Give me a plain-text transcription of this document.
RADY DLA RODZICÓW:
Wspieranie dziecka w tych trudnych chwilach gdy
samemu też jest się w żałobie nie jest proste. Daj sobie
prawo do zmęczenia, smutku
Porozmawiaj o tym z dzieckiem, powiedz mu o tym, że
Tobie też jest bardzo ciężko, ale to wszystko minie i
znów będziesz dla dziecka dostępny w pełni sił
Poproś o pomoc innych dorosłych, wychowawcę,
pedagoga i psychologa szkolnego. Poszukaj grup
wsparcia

===============

PROBLEM STATEMENT:
Reproduce each record exactly as it appears.

RESULT FOR THIS TASK:
Give me a plain-text transcription of this document.
RADY DLA RODZICÓW:
Wspieranie dziecka w tych trudnych chwilach gdy
samemu też jest się w żałobie nie jest proste. Daj sobie
prawo do zmęczenia, smutku
Porozmawiaj o tym z dzieckiem, powiedz mu o tym, że
Tobie też jest bardzo ciężko, ale to wszystko minie i
znów będziesz dla dziecka dostępny w pełni sił
Poproś o pomoc innych dorosłych, wychowawcę,
pedagoga i psychologa szkolnego. Poszukaj grup
wsparcia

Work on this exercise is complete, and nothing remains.